Stored records:
☆ ☆ ☆ ☆ ☆ ☆ ☆
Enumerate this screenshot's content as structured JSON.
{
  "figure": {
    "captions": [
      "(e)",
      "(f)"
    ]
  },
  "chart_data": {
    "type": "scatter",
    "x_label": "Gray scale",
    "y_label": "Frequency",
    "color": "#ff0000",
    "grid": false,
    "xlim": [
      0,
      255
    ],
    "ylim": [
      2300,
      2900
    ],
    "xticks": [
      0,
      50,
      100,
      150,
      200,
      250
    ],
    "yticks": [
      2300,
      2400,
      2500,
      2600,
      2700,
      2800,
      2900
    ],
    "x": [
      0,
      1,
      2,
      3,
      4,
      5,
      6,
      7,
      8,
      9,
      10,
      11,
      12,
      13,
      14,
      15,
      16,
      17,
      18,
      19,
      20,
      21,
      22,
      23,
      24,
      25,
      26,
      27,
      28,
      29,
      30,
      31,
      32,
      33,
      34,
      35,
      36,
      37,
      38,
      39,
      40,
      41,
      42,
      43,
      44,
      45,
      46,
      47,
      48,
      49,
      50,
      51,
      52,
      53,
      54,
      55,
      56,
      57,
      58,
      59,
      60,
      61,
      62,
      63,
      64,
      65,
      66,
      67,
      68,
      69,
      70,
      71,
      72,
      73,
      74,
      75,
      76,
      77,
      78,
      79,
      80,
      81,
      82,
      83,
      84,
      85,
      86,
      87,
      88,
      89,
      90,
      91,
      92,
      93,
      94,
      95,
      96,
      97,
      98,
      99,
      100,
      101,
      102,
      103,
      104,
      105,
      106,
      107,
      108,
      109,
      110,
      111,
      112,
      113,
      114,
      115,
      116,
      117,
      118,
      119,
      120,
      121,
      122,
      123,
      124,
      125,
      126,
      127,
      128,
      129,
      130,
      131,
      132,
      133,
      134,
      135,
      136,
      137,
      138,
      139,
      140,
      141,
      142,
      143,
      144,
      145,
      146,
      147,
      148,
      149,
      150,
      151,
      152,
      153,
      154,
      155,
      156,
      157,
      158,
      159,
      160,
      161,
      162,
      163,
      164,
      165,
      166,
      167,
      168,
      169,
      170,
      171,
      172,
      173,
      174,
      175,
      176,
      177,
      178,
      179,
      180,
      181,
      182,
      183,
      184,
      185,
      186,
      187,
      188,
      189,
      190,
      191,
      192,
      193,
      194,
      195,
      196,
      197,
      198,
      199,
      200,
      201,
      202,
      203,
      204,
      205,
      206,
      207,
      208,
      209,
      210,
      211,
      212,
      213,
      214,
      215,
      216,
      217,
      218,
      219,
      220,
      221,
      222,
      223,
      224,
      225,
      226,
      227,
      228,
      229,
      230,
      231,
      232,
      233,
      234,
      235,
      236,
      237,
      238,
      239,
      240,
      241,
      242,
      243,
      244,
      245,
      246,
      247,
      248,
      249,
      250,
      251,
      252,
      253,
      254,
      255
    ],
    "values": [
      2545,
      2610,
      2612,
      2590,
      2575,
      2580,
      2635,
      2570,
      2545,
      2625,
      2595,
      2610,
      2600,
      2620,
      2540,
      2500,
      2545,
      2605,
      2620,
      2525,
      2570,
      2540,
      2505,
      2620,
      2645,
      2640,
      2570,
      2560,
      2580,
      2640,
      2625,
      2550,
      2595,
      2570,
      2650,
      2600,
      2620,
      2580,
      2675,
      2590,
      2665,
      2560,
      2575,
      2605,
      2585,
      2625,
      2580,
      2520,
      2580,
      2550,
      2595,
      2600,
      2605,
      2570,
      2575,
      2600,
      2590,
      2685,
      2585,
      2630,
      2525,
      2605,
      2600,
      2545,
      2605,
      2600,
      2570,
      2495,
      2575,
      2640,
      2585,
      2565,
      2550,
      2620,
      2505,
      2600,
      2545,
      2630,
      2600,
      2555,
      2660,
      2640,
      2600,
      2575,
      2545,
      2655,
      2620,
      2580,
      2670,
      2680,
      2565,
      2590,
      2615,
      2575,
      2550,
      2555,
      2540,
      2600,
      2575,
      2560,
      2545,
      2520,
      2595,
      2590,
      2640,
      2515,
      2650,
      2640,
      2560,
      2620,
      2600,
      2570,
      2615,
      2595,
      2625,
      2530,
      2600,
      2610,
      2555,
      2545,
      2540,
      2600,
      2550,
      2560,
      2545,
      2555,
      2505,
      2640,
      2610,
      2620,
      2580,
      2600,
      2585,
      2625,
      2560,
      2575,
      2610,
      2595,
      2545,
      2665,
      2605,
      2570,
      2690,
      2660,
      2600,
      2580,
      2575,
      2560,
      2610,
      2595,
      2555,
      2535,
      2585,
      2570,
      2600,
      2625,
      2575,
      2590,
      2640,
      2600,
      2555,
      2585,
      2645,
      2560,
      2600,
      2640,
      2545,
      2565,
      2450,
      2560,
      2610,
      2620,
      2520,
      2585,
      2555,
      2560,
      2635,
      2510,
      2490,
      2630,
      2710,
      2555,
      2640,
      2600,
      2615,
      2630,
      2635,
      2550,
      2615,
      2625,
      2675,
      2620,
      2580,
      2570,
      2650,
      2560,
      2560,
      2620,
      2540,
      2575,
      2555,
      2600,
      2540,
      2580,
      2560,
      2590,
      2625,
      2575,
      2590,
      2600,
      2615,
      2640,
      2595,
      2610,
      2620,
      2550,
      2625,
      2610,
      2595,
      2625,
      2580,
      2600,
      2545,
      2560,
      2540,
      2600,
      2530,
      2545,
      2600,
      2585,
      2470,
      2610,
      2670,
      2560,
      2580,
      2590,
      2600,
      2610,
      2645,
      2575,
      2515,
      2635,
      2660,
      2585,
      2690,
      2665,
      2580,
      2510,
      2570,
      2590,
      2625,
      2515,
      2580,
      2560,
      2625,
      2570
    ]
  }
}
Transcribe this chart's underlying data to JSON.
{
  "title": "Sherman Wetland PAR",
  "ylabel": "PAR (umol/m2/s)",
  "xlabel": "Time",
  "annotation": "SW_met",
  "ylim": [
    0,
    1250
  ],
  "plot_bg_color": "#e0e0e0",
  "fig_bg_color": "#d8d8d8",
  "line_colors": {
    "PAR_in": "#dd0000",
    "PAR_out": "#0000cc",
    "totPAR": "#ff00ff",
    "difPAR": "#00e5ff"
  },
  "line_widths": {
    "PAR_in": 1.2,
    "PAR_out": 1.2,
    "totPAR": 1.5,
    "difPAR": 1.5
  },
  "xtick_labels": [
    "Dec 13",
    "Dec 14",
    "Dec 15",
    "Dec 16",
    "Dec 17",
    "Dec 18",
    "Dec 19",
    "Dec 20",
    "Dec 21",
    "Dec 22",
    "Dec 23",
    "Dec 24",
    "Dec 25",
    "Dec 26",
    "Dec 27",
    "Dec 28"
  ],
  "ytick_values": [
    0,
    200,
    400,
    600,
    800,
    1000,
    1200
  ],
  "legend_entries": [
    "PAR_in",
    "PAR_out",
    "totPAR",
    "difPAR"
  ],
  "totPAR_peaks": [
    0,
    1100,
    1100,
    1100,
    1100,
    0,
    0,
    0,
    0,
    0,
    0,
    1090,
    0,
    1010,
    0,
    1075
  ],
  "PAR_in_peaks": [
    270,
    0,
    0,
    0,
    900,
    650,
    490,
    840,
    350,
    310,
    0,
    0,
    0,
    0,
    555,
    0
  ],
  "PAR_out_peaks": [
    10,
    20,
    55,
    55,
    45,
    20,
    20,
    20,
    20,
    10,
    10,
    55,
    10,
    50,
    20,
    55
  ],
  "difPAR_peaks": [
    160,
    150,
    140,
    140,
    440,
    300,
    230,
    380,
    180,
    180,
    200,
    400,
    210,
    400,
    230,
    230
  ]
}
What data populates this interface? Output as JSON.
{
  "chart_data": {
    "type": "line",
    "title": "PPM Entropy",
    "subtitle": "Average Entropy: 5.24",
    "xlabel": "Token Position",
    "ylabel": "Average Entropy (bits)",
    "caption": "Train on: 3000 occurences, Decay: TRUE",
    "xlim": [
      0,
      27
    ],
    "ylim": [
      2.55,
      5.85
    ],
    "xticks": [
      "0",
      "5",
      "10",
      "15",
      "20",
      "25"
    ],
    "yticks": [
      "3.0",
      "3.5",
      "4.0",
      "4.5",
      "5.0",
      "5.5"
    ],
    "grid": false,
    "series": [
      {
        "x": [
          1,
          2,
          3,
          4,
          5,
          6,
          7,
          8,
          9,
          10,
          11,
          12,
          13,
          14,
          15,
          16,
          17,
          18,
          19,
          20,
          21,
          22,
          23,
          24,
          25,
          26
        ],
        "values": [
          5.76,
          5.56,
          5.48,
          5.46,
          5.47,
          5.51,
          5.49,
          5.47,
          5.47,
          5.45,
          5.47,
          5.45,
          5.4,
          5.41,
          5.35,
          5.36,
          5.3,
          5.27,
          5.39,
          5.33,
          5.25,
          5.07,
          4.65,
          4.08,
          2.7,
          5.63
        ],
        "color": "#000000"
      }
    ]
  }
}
☆ ☆ ☆ ☆ ☆ ☆ ☆
§ Your objective
Report only how many lines in the listing contain the string "ylabel".

§ Written solution
2